■ **Source text**:
Maverick designs and salesmanship as defining qualities
According to Everett, two defining factors set American jewelers apart from their European peers. The first is their rebellious nature when it comes to design: “I think there’s just a real maverick spirit here. I don’t mean just innovating. I think it’s one thing to be an innovator, and it’s another to be a maverick. When you look at someone like Louis Comfort Tiffany, who focused so much attention on American materials and American stones, things like Montana sapphires that had never been used before, and then using materials in unusual combinations. I think that was quite ahead of his time, kind of groundbreaking. Then fast forward to David Webb in the 1960s and ’70s, it was the same kind of thing. He was famously known to go to the Metropolitan Museum of Art every Saturday, and he just combined all kinds of influences that he saw there in a kind of an unorthodox way. He just did what he wanted to do, and the boldness was beyond.”
The second defining factor was that many of the major jewelry houses were run by salesmen. “So many of the great companies were entrepreneurial,” Everett said. “Harry Winston was a salesman. Raymond Yard had a 20-year career as a salesman. Same with Paul Plato, and even Charles Lewis Tiffany (who founded Tiffany & Co.). He started out as a stationery salesman and then moved into jewelry. I think that entrepreneurial spirit is pure America.”
Meanwhile, New Orleans antiques dealer M.S. Rau is hosting a virtual exhibition, “American Icons: Artists who Defined a Nation 1776-2026.” Elle Spurr, a researcher, writer and specialist at M.S. Rau, told Observer that American jewelers helped define a luxury identity rooted in ingenuity, ambition and self-invention: “From the artistic vision of Louis Comfort Tiffany to the legendary diamonds of Harry Winston, the exceptional gemstones of Oscar Heyman and the daring designs of David Webb, American makers proved that this country could produce objects of extraordinary refinement and originality. Their work reflects the rise of American wealth, taste and confidence on the world stage.”
Asked about her picks for a museum exhibition that would best represent the American experience in jewelry, she said, “Tiffany would establish the foundation of American luxury, Marcus & Co. would represent turn-of-the-century artistic refinement. Oscar Heyman would stand for technical mastery and gemstone excellence. Harry Winston would anchor the story of the important diamond. And David Webb would bring in the bold, sculptural confidence of mid-century American design. Together, they tell the story of American jewelry from refinement to reinvention.”
American influence abroad
It is commonly believed that American high jewels were influenced by European master jewelers, but Ariel Saidian of Joseph Saidian & Sons, a New York-based antique and vintage jewelry dealer, argued that America’s success in high jewelry design also influenced the major European houses. “I think great American jewelry has influenced the great European maisons in that not every detail of a jewel needs to be extremely refined,” he told Observer. “An American-made jewel that may be a bit more clunky or heavy or bold compared to how the same item was manufactured in Paris, for example, does not mean anymore that is ‘worse.’ In fact, I think the more audacious and bold American style is much more popular worldwide now. Far East clients who did not even know brands such as Verdura and David Webb 15 years ago, cannot get enough of them today.”

■ **Records supplied**:
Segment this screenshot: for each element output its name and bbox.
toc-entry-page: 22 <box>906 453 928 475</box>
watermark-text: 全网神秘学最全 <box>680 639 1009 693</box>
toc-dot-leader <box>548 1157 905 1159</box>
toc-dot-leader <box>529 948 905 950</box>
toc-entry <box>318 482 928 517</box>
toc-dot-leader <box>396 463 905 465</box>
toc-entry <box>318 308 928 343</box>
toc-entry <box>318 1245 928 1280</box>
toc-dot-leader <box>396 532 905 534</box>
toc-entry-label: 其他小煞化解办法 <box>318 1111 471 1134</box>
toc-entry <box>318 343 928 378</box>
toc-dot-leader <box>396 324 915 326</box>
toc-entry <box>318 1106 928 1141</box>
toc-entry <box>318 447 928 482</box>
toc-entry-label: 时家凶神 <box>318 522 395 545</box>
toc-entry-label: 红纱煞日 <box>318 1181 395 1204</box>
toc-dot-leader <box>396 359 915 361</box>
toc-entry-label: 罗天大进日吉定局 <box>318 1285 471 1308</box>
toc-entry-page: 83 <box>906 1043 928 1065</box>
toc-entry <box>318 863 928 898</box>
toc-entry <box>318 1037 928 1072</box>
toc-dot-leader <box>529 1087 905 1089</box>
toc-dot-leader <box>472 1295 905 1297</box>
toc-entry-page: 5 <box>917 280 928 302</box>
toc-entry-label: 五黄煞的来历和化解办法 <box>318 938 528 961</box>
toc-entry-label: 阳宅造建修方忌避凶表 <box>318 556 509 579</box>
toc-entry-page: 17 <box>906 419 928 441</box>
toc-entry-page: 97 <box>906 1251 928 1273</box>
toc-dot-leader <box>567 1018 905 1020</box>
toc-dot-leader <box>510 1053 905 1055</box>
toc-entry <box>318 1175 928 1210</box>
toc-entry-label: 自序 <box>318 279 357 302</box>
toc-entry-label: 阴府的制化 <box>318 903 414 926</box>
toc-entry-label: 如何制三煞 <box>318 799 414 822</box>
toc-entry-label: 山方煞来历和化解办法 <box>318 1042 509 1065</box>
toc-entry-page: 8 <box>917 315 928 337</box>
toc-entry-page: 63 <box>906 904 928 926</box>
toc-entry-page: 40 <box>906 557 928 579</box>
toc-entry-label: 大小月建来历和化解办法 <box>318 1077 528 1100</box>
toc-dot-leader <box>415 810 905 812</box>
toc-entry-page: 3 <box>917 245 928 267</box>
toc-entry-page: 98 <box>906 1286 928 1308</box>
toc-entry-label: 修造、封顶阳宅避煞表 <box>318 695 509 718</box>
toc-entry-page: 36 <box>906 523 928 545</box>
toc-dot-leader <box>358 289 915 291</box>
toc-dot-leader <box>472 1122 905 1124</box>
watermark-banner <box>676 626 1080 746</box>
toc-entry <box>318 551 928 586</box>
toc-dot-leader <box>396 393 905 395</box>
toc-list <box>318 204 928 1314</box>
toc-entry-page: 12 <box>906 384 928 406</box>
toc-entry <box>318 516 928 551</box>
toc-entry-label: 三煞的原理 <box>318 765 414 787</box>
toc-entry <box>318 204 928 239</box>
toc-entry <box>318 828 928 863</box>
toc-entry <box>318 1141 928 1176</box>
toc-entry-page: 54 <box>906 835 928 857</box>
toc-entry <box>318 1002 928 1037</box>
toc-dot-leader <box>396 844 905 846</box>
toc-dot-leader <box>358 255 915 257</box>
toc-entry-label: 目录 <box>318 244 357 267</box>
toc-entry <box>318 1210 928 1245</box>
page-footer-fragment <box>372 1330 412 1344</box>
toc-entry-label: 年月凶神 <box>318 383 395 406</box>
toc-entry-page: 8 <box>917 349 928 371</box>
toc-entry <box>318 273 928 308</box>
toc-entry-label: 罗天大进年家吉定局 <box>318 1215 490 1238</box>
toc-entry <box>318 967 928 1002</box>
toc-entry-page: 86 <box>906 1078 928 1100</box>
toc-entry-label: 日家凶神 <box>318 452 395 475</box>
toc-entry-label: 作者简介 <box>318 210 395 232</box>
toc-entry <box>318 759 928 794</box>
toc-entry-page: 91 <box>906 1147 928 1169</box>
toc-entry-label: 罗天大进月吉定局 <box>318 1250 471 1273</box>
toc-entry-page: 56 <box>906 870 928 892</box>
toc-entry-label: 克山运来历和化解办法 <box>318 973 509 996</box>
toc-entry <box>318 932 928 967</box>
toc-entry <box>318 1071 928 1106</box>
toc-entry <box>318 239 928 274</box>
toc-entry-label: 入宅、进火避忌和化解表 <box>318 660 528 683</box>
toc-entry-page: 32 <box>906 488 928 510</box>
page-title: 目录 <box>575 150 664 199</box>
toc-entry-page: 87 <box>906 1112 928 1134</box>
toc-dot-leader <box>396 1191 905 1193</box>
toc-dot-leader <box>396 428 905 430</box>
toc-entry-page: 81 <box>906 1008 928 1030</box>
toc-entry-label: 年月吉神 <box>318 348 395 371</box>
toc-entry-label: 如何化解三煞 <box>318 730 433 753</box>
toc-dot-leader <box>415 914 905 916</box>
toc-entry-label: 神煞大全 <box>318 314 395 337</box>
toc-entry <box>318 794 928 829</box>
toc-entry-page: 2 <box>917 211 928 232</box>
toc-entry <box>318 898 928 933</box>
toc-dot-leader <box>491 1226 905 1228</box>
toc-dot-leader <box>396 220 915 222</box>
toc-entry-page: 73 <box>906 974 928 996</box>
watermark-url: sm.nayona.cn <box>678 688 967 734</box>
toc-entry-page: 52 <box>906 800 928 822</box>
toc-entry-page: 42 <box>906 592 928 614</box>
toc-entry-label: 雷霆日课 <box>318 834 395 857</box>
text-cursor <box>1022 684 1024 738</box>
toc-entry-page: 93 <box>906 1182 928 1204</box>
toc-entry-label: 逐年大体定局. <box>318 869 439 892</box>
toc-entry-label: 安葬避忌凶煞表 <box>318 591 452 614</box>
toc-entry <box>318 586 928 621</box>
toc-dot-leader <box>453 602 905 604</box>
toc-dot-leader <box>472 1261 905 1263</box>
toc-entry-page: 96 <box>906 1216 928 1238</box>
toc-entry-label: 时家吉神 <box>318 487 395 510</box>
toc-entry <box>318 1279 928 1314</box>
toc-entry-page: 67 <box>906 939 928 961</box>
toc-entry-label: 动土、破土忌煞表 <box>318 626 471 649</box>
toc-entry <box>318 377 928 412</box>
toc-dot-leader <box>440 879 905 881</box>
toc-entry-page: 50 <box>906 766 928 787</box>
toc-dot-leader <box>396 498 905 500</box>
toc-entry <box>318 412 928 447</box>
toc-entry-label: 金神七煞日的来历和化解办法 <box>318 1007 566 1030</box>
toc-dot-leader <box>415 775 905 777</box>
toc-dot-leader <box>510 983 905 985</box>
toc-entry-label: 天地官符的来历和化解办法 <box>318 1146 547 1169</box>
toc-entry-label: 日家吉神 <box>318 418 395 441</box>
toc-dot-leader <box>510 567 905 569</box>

■ **Stated goal**: In the passage on American jewelers, which museum was David Webb known to visit every Saturday?

■ **Response below**: The Metropolitan Museum of Art.